+++ Data rows +++

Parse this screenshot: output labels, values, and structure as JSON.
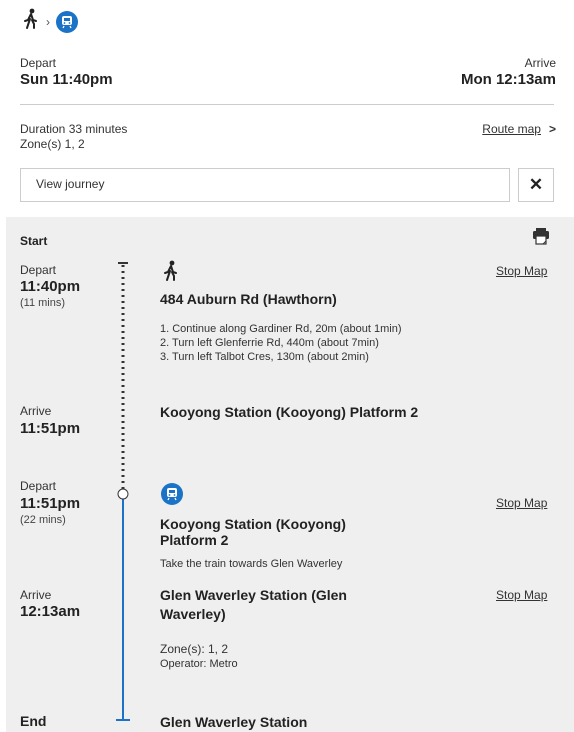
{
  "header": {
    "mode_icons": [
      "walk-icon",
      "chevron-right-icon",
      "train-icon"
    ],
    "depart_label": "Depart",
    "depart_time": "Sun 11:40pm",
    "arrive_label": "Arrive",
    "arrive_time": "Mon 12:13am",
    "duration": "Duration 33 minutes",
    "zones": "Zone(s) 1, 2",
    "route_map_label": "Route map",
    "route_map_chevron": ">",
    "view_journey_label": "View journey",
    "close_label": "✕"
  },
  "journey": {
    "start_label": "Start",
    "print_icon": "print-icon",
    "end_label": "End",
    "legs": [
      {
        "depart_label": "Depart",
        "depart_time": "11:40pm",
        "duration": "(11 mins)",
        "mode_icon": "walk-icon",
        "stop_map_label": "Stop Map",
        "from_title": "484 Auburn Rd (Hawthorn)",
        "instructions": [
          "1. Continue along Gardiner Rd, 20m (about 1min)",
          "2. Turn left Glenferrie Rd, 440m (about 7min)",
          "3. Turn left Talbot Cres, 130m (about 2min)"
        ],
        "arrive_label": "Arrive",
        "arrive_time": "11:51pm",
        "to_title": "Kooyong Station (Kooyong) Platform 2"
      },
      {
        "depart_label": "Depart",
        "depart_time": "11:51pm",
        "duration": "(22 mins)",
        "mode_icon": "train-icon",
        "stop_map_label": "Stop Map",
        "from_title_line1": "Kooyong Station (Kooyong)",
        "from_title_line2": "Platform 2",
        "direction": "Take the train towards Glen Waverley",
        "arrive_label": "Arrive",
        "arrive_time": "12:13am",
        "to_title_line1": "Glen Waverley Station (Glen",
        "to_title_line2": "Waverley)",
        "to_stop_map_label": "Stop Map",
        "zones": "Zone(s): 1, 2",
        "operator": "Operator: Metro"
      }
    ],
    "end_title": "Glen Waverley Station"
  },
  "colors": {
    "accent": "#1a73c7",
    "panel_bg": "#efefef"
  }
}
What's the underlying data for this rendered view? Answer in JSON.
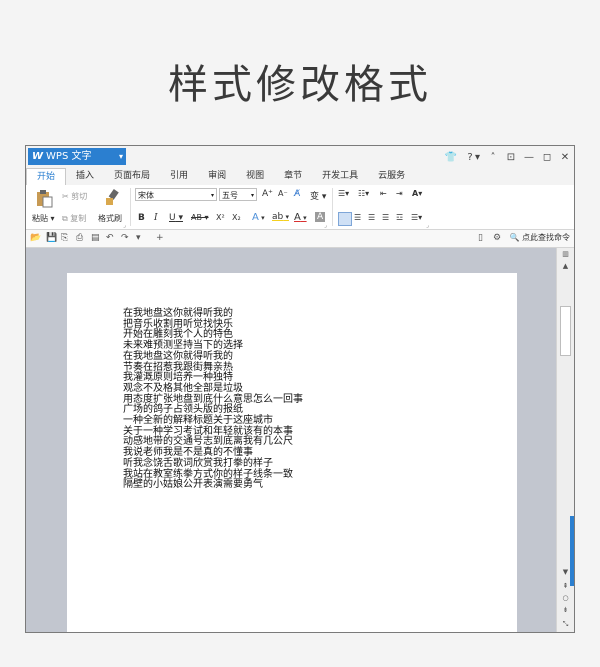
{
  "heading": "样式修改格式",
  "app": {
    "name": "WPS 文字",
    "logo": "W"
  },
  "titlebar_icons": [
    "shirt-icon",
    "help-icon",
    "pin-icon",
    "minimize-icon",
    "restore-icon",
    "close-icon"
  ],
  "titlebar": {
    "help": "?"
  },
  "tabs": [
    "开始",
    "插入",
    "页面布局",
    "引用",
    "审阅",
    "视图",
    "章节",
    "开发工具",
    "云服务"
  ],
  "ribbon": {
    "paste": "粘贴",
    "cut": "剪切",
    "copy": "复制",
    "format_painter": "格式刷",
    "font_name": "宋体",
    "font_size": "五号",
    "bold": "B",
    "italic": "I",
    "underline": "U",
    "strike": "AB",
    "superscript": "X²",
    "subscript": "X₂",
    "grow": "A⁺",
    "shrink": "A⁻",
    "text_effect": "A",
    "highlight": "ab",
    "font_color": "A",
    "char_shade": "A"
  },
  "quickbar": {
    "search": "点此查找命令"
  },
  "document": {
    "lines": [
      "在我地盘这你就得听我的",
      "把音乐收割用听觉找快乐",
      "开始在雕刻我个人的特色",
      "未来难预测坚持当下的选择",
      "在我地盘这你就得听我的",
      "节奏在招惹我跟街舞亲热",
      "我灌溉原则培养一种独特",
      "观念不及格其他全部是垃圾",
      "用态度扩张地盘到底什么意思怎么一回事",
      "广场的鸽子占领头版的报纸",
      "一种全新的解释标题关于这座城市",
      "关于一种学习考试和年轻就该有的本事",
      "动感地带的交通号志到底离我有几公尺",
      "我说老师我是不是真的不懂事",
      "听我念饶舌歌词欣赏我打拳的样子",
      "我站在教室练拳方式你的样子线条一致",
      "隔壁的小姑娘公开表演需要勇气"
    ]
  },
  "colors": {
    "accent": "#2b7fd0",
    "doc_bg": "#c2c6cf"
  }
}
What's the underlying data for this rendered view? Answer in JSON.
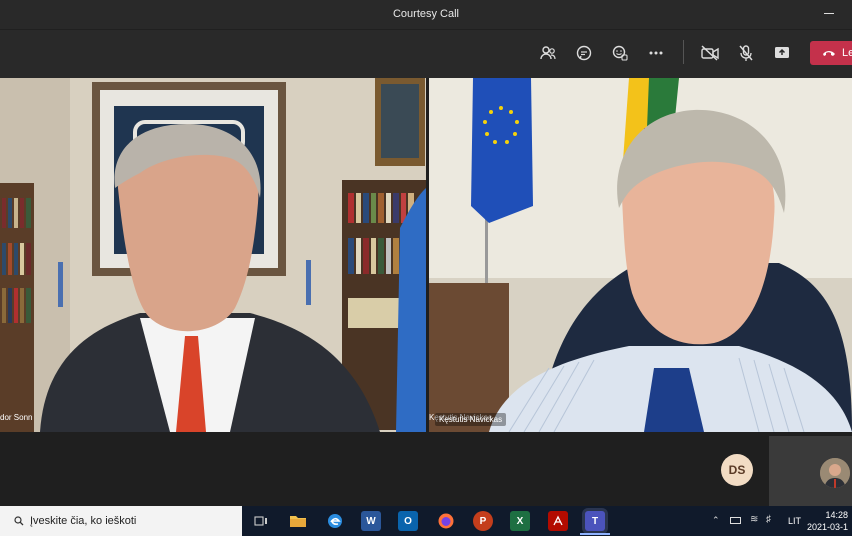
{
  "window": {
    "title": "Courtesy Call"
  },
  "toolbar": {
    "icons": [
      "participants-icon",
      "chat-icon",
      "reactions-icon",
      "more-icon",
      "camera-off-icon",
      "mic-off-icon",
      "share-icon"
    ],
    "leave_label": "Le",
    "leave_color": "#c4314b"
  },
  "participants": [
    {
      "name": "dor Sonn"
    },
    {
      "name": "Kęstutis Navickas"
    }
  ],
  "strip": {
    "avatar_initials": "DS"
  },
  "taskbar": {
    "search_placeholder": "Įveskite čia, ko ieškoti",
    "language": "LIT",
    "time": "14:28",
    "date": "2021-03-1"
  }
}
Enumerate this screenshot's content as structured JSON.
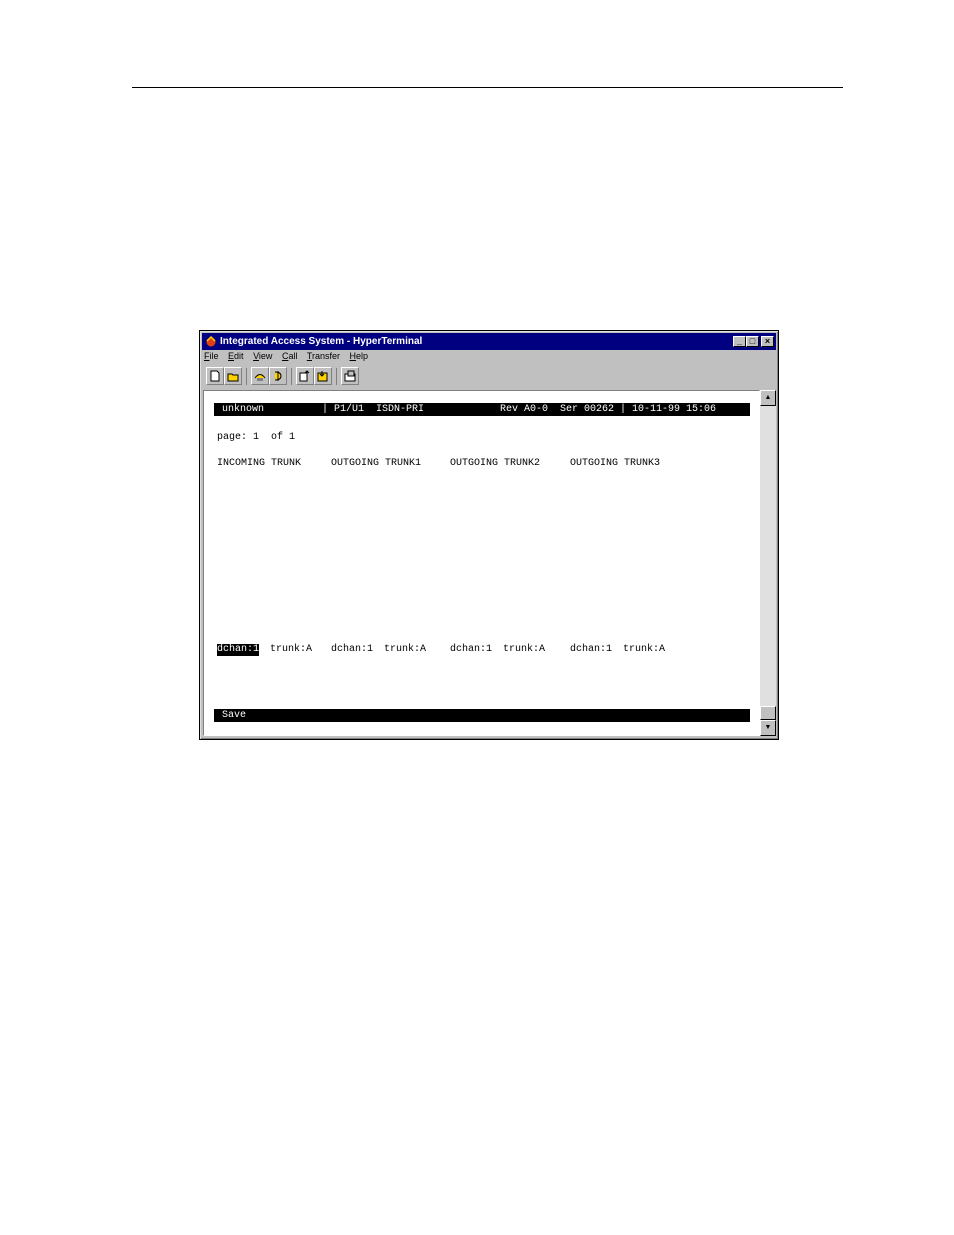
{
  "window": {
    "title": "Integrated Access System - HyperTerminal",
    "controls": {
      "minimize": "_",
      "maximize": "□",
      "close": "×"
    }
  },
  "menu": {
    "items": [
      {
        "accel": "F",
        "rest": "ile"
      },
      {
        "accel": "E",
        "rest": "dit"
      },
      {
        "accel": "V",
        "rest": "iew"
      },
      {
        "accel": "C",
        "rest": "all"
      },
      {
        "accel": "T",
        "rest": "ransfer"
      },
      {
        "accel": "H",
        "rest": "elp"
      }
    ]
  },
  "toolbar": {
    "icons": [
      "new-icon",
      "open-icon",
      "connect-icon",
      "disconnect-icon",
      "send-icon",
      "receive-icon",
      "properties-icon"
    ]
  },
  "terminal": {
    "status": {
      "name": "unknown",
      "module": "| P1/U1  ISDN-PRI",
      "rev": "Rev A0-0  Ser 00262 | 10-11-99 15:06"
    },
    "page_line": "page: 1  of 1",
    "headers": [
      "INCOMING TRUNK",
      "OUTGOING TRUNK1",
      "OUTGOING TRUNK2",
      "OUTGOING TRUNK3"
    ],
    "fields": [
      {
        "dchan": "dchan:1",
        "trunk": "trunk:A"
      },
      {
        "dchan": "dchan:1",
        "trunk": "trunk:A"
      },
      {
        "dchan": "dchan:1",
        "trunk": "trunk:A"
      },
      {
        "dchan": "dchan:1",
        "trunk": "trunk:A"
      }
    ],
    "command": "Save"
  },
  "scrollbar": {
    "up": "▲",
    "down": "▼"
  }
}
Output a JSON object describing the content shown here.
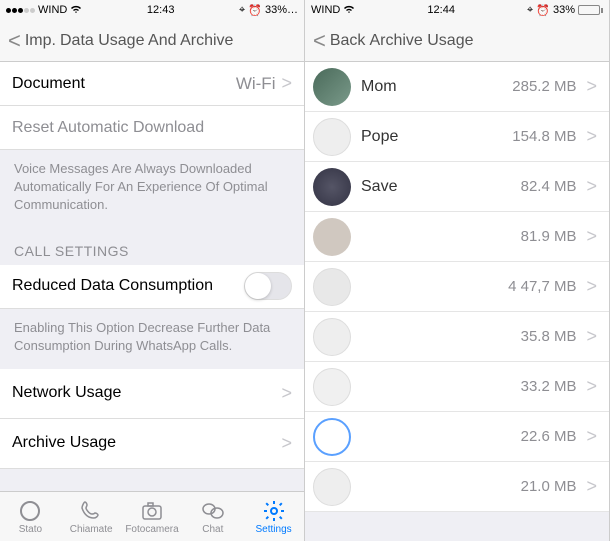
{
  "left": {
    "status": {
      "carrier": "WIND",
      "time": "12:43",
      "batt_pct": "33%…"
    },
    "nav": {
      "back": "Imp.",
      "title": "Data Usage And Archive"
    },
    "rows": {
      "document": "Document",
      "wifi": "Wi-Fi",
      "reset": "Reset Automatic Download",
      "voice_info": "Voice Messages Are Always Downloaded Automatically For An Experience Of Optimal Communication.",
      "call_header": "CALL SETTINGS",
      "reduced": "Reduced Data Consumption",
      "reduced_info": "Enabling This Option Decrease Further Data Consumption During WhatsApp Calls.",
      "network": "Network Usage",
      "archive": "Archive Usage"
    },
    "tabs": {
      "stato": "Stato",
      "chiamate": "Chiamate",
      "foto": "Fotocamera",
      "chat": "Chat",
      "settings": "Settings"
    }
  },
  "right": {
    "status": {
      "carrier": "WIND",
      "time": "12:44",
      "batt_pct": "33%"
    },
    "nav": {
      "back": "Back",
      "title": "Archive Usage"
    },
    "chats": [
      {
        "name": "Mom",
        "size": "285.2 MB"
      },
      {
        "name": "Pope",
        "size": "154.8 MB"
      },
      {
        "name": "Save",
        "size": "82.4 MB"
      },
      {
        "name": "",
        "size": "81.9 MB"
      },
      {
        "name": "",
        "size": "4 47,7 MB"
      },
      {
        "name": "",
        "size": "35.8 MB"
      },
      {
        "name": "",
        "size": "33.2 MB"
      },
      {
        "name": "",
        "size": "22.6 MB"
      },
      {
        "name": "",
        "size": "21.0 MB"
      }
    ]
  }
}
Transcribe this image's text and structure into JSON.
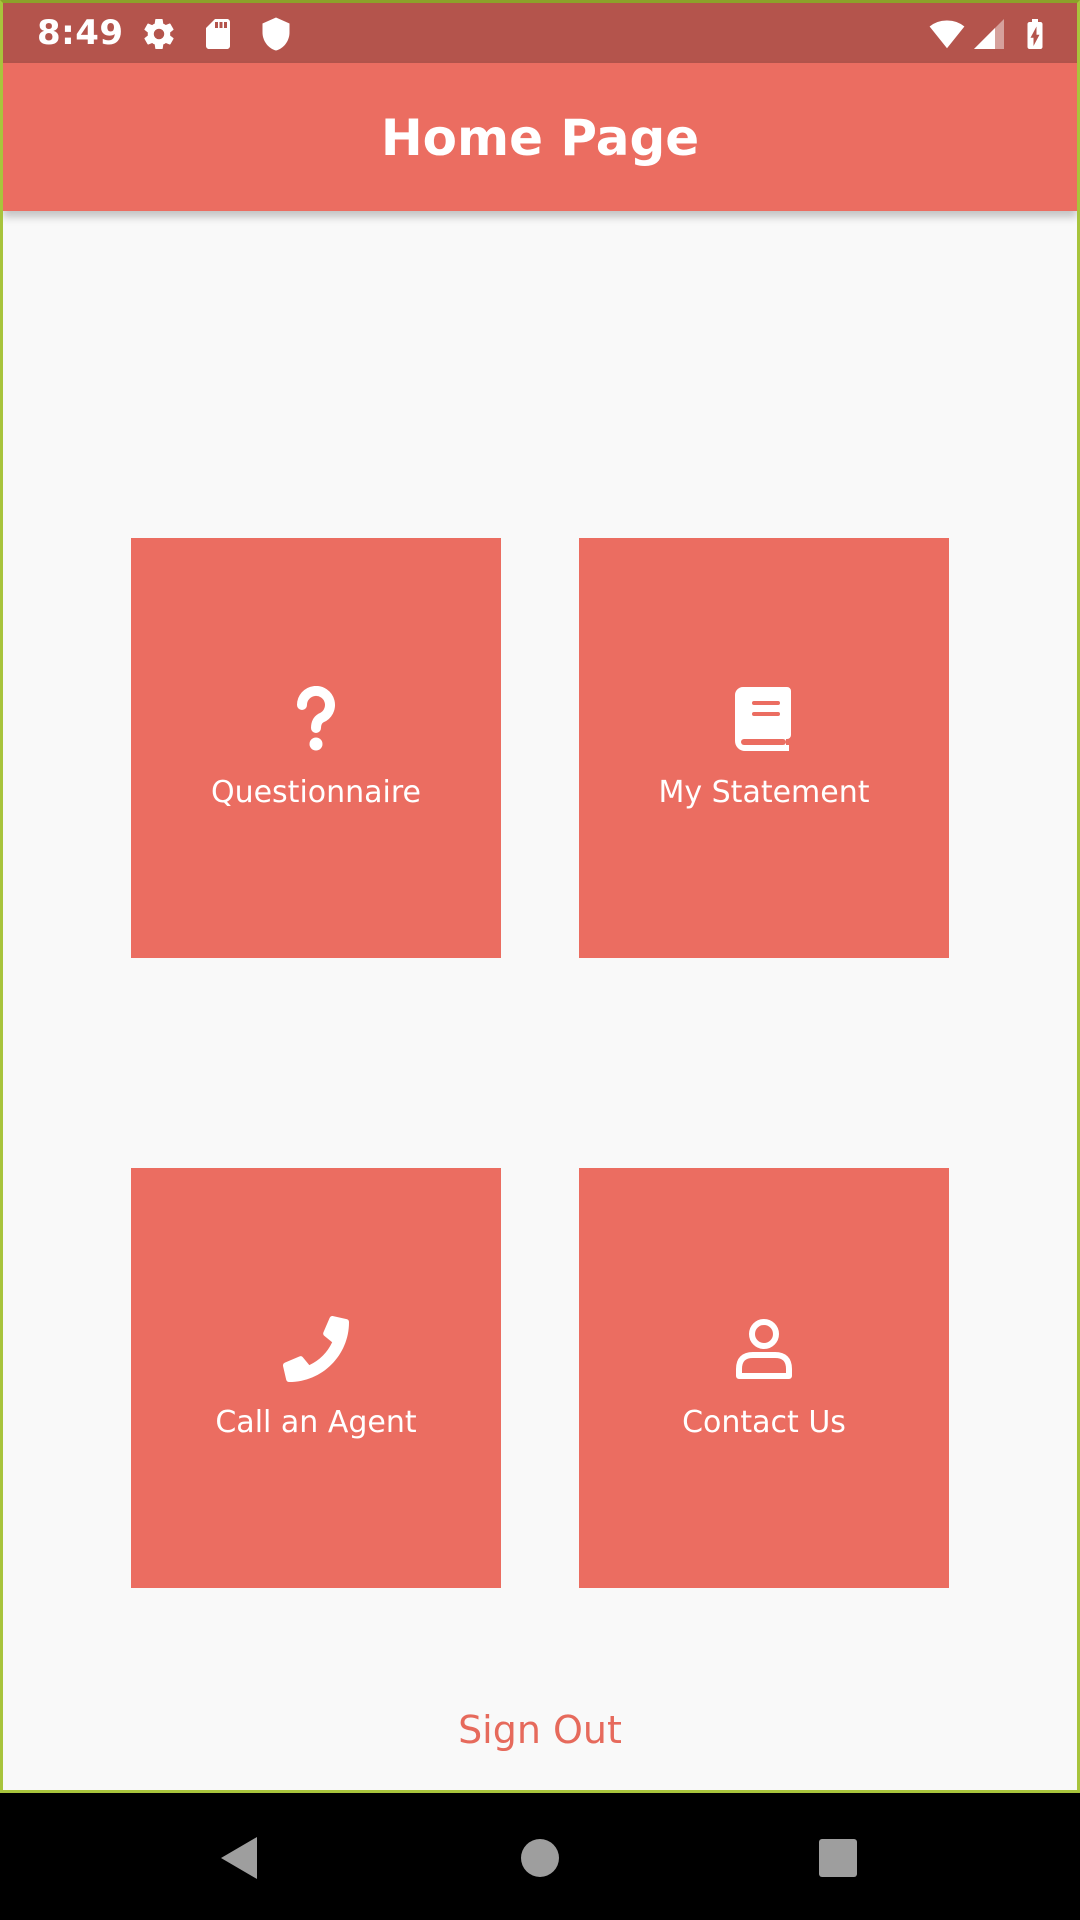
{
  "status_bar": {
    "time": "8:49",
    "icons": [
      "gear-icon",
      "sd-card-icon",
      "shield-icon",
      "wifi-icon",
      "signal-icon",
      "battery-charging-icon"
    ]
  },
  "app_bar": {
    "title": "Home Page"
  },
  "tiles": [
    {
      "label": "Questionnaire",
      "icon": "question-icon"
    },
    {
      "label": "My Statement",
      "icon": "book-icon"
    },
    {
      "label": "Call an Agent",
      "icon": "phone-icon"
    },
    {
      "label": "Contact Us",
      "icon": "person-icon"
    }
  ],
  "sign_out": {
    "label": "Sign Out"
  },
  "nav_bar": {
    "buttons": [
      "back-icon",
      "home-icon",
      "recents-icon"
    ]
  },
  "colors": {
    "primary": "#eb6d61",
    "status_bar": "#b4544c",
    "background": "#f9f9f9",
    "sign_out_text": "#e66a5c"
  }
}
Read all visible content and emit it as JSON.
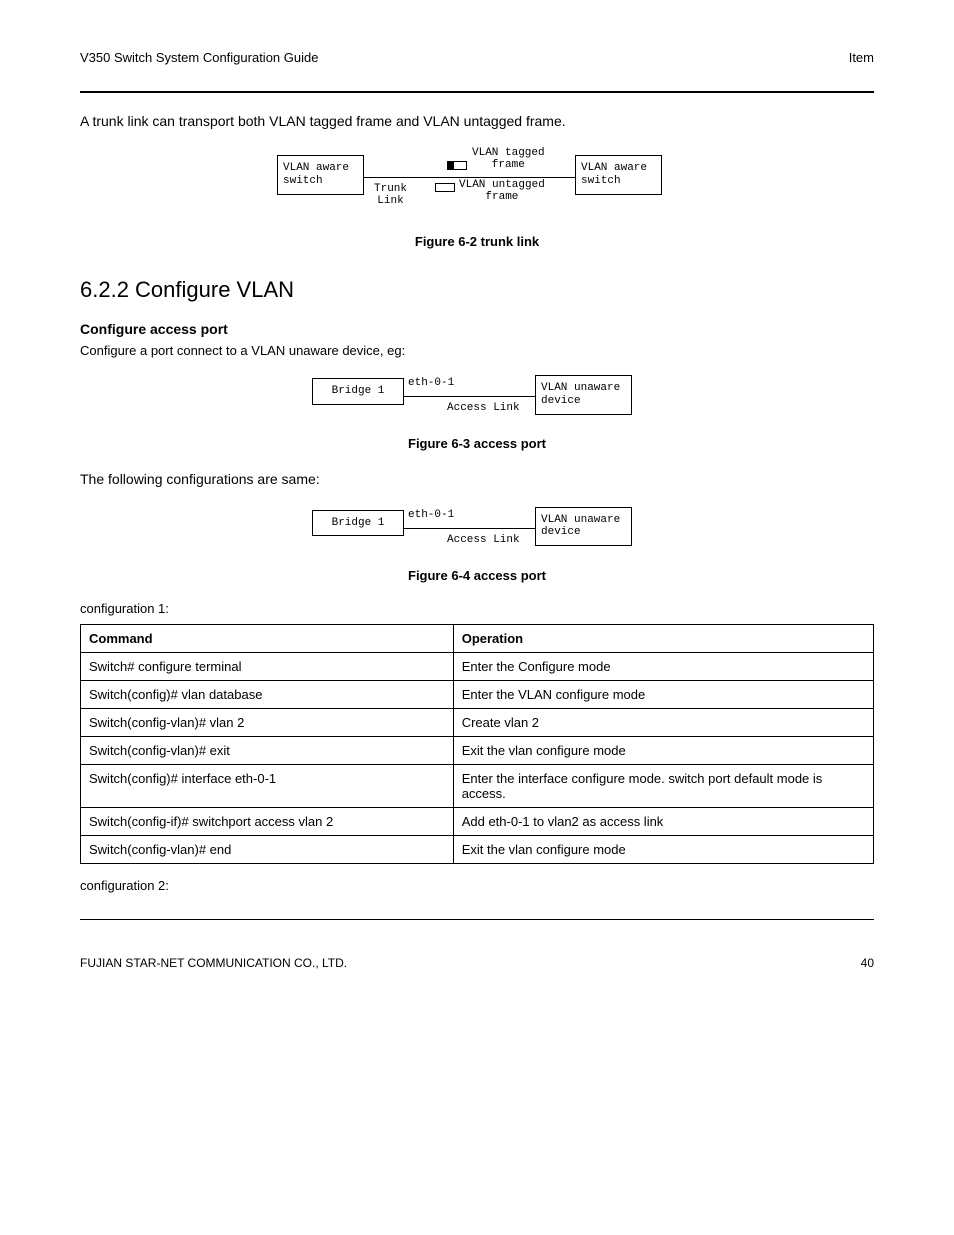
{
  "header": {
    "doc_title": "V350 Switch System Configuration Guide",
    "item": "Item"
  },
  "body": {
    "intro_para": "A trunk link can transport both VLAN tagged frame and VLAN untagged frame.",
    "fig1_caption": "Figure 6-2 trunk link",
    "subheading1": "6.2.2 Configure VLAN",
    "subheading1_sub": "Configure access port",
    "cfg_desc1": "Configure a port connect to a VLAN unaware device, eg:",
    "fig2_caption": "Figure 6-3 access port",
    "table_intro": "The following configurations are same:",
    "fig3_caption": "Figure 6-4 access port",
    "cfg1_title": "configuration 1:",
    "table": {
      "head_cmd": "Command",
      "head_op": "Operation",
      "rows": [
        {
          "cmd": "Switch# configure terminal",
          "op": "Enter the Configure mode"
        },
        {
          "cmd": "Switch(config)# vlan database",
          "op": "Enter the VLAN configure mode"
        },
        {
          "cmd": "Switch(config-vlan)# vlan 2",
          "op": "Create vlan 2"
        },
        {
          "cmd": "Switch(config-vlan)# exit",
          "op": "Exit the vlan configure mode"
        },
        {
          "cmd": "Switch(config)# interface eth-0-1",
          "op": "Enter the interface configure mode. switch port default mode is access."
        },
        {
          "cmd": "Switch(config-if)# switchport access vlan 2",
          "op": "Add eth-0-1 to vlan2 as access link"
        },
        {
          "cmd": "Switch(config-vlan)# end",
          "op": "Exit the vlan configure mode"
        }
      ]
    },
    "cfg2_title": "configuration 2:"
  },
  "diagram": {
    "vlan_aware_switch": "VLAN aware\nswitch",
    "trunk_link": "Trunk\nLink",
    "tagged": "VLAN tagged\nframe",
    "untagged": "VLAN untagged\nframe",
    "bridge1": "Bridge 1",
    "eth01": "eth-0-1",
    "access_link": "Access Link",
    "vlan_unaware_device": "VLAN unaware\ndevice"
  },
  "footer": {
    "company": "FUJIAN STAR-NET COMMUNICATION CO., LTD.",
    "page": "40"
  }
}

+++

Written task: Report each line of the material above where the word "train" appears.

Correct output:
      "train-icon"
        "mode_icon": "train-icon",
        "direction": "Take the train towards Glen Waverley",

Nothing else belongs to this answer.